Looking from a different angle shows a different perspective:
1. Trio devised an interesting concept of "nurseries" to deal with
multiple tasks in asyncio-like programming.
2. It was all nice and beautiful until ... it came to error handling.
Note that it's a rather typical situation - one can write nice, clean,
beautiful code, which is not adequate in real-world scenarios,
particularly because of error handling concerns. Oftentimes, such
initial code/concepts are discarded, and more robust (though maybe not
as beautiful) concepts/code is used.
3. But that's not what happened in the Trio case. The concept of
nurseries got pushed forward, until it became clear that it requires
changes on the programming language level.
4. That's how PEP654 was born, which, besides async scheduling of
multiple tasks, bring *somewhat similar* usecases of e.g. raising
exceptions thru context managers' own exceptions.
Note that where errors and exceptions lead us is in questions on how to
handle them. And beyond a couple of well known patterns ("dump and
crash" or "dump and continue with next iteration"), error handling is
very adhoc to a particular application and particular error(s). Seen
from that angle, Trio wants to vendor-lock the entire language into its
particular (experimental) way of handling multiple errors.
So yes, maybe being well aware that you're handling exactly Trio's (or
asyncio's, or context manager's) error isn't bad thing actually. And if
it's clear that multiple asyncio frameworks are interested in sharing
common exception base class for such usecases, then it could be
introduced on the "asyncio" package level, or maybe even better, as a
module similar to "concurrent.futures".
> And your users don't need to
> learn how your particular exception group works because they know
> that you are using the builtin one.
>
> I see the aesthetic value of your suggestion, but does it have
> practical advantages in light of the above?
The concern is that it codifies pretty complex and special-purpose
things on the language level. And it seems that the whole concept is
rather experimental and "original design". We can compare that with
another sufficiently complex feature which landed recently: pattern
matching. At all phases of the design and discussion of that feature,
one of the guiding principles was: "Many other languages implement it,
so we know it's generally useful, and have design space more or less
charted, and can vary things to find local optimum for Python".
Contrary to that, the original PEP654 didn't refer to (cross-language,
cross-framework) prior art in handling multiple errors, and I don't see
that changed in the latest version. So I'm sorry, but it seems like NIH
feature of a specific 3rd-party framework being promoted to a whole
language's way of doing things.
Under such circumstance, I guess it would be good idea to try to
decouple behavior of that feature from the languages core, and make
aspects of behavior more explicit (following "explicit is better than
implicit" principle), and allow to vary/evolve it without changing the
core language.
I tried to draft a scheme aspiring to allow that. (Which would
definitely need more work to achieve parity with functionality in
PEP654, because again, it tries to codify rather complex and "magic"
behavior. Where complex and magic behavior in exception handling is
itself of concern, so making it more explicit may be a good idea. (A
good "how other languages deal with it") review would mention that Go,
Rust, Zig, etc. don't have and condemn exception handling at all (normal
simple classy exceptions, not magic we discuss here!)).

**Tasks:**
1. Can you reproduce the PEP654 post from "2. It was all" to "concepts/code is used.", changing each "beautiful" to "elegant"?
2. Answer these questions about the PEP654 post:
(a) What concept did Trio devise for dealing with multiple tasks?
(b) Which recently landed feature is the PEP654 post compared against?
(c) What module is named as a model for a shared exception base class?
3. Does each statement agree with the PEP654 post?
(a) PEP654 refers to cross-language prior art in handling multiple errors.
(b) The nursery concept eventually required changes at the programming language level.
(c) Beyond a few well-known patterns, error handling works the same way across applications.
Rely on nothing but the PEP654 post.

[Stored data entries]
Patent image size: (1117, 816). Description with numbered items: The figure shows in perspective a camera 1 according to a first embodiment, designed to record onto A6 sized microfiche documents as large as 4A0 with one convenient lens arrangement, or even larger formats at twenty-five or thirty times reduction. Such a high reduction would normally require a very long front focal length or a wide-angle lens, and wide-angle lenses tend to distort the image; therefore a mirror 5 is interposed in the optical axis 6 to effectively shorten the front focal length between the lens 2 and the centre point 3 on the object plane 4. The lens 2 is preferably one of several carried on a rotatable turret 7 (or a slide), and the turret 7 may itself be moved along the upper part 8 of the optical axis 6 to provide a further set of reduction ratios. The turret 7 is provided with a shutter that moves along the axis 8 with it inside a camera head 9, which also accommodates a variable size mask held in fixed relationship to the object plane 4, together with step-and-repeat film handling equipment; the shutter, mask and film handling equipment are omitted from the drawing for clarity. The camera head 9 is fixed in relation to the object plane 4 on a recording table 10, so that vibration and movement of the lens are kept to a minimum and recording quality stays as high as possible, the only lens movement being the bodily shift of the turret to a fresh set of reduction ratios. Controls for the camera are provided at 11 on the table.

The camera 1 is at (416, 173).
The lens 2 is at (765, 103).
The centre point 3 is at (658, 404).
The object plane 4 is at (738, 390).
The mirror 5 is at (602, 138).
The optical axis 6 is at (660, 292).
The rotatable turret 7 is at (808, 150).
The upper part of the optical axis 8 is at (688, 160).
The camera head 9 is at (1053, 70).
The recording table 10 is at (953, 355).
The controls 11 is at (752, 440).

**Results:**
1.
2. It was all nice and elegant until ... it came to error handling.
Note that it's a rather typical situation - one can write nice, clean,
elegant code, which is not adequate in real-world scenarios,
particularly because of error handling concerns. Oftentimes, such
initial code/concepts are discarded, and more robust (though maybe not
as elegant) concepts/code is used.

2.
(a) "Nurseries."
(b) Pattern matching.
(c) "concurrent.futures".

3.
(a) No: "the original PEP654 didn't refer to (cross-language, cross-framework) prior art in handling multiple errors"
(b) Yes: "until it became clear that it requires changes on the programming language level"
(c) No: "error handling is very adhoc to a particular application and particular error(s)"